◆ **Available data**:

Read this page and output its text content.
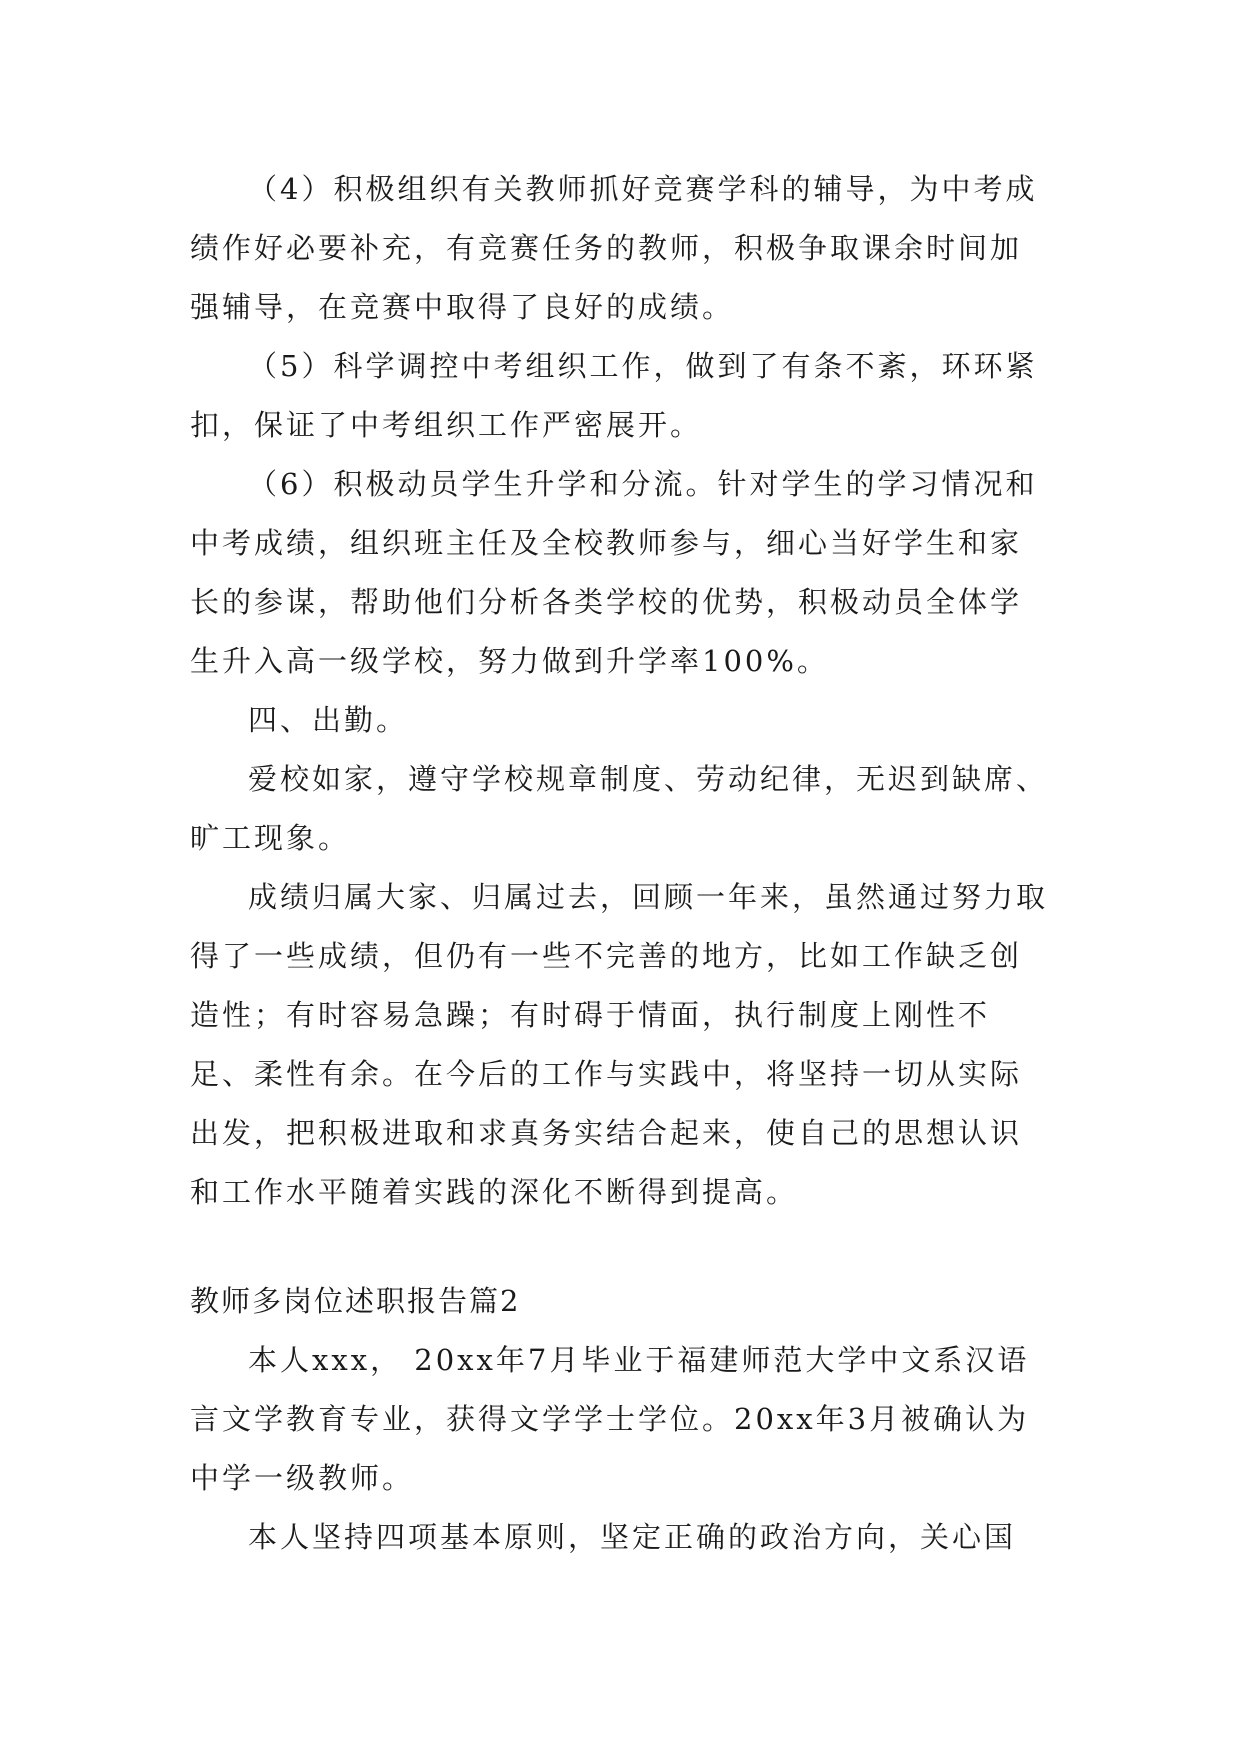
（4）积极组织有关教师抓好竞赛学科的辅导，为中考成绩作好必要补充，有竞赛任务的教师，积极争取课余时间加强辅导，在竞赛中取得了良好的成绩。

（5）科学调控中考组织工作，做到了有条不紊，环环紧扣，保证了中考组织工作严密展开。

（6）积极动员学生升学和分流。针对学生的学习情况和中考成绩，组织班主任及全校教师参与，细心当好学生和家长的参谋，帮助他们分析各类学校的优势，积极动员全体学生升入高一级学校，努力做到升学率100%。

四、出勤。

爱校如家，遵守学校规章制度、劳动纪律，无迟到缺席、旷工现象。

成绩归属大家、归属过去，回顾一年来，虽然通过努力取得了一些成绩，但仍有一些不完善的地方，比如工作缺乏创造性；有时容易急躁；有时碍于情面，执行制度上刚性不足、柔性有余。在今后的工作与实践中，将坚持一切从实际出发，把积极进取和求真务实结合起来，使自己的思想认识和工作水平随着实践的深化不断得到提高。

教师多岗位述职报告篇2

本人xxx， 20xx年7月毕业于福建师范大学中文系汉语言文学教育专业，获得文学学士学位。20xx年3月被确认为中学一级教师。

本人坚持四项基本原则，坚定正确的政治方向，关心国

---

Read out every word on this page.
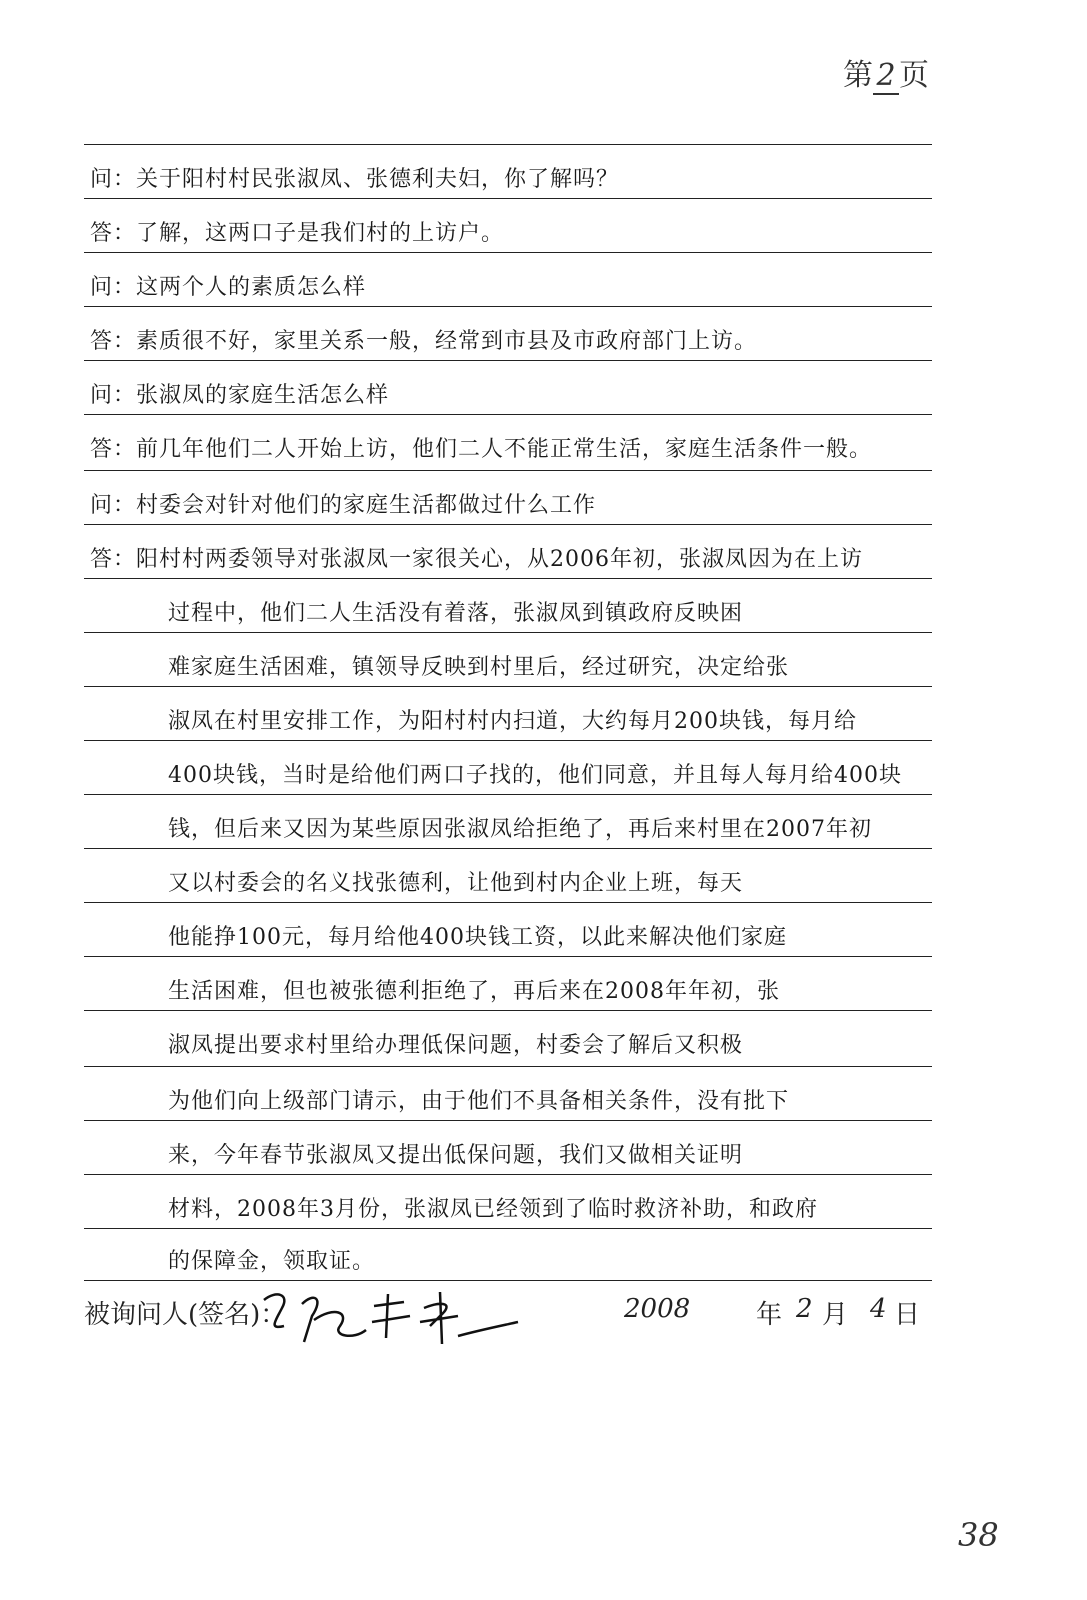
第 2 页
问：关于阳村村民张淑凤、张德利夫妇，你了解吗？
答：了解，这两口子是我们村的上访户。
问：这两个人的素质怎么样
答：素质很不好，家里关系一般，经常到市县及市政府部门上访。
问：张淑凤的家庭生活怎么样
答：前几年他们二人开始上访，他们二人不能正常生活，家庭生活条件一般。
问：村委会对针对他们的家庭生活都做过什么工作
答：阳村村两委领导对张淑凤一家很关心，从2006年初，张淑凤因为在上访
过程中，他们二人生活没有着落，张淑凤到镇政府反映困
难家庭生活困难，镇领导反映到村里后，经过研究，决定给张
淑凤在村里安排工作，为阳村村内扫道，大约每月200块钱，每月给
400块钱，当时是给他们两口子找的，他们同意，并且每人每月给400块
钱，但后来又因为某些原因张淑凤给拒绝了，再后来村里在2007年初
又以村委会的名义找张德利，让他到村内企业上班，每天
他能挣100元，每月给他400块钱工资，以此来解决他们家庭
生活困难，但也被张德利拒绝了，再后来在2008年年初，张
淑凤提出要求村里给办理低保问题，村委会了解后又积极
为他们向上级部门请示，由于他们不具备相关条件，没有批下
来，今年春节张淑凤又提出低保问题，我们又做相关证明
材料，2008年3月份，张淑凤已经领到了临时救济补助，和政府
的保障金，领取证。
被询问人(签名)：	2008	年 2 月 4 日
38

◆ **Directions for this task**: Within the listing, how many lines hold the word "page"? Only the number is to be given.

◆ **Result of the task**: 2